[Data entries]
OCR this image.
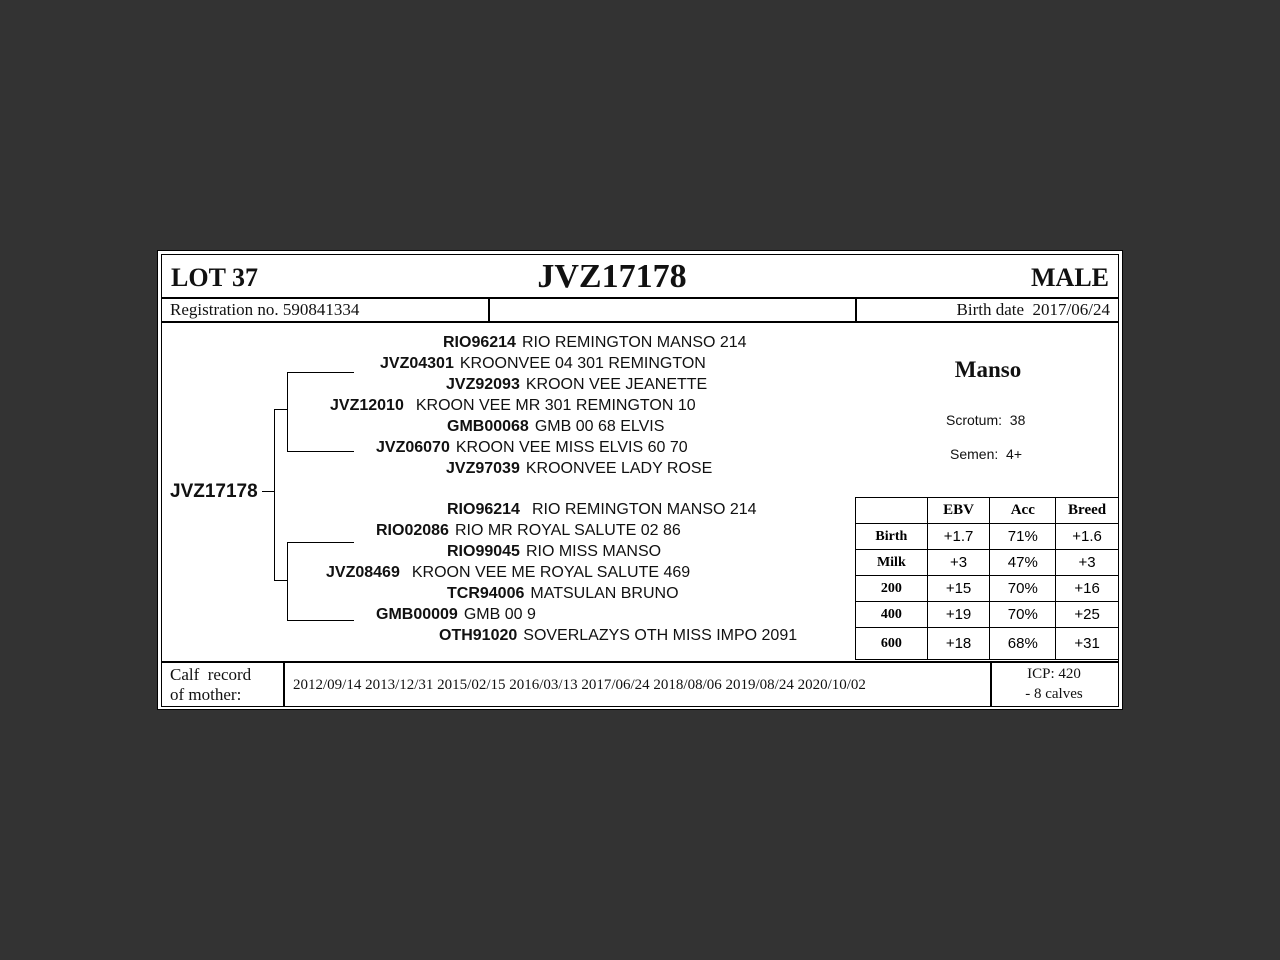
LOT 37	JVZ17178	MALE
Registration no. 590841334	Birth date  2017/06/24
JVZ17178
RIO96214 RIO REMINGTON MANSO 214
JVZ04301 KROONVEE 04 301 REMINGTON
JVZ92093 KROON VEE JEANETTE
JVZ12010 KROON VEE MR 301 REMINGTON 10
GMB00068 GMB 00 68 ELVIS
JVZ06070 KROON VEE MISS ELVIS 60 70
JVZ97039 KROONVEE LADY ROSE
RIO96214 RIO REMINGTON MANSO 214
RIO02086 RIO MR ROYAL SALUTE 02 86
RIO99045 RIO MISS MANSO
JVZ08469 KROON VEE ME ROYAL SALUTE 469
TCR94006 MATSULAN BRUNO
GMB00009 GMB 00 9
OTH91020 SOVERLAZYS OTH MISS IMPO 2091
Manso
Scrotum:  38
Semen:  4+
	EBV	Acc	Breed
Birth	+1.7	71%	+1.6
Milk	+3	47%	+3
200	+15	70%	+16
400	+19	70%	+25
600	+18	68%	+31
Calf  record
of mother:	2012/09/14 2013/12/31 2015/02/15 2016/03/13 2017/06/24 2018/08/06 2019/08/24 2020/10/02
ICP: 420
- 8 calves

==

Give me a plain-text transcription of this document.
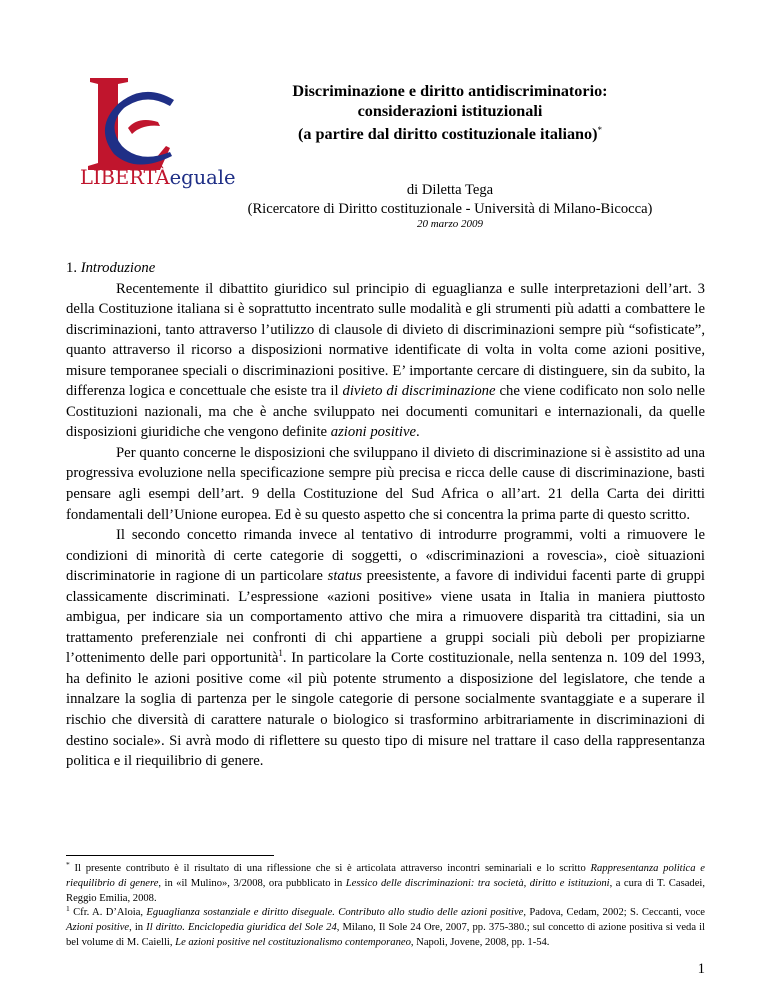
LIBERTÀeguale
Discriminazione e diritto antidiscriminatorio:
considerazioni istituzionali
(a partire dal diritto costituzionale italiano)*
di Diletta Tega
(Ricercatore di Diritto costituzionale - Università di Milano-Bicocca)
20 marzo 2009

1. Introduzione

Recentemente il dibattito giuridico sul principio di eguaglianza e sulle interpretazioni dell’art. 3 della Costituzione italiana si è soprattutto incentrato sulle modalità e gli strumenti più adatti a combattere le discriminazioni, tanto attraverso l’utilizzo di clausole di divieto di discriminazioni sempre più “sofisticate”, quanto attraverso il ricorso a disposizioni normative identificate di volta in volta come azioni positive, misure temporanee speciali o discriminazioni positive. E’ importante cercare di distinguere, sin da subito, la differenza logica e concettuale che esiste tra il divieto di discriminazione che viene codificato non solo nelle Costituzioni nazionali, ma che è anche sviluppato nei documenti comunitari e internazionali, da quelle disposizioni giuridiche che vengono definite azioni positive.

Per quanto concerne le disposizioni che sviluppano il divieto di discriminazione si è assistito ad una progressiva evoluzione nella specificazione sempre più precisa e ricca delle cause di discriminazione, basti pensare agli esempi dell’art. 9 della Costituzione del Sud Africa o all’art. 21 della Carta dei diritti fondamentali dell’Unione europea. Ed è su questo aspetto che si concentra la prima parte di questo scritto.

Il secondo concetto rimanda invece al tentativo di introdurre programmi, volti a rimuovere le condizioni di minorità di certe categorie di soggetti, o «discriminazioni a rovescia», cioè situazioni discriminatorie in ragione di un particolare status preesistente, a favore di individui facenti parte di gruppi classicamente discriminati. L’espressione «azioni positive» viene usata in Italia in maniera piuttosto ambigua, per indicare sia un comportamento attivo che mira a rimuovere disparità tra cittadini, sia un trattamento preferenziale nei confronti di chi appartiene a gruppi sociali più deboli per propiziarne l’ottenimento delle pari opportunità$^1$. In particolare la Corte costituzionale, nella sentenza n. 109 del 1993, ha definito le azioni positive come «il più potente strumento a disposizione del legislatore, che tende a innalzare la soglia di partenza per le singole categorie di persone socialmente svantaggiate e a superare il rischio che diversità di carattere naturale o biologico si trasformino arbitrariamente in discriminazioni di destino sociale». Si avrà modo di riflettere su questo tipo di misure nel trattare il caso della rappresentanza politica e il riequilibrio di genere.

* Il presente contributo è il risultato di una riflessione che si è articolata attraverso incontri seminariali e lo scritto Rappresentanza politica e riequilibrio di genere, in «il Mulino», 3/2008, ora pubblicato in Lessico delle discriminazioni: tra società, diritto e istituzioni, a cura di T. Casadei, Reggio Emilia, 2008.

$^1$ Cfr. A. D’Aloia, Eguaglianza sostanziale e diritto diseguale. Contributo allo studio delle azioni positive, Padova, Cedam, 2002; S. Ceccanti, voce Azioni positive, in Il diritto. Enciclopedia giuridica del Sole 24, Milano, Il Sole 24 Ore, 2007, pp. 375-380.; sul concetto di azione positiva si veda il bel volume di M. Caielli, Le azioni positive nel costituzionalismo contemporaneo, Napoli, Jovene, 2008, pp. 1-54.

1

---

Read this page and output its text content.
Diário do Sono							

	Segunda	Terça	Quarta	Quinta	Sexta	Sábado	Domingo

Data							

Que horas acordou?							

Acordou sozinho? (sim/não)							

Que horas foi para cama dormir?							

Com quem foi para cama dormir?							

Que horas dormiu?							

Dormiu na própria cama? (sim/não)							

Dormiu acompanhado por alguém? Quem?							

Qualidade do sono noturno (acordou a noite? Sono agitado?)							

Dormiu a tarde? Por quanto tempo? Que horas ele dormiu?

→ Written instruction: Among the lines of the records above, count those holding the string "Birth", and report only the number.

→ Response below: 2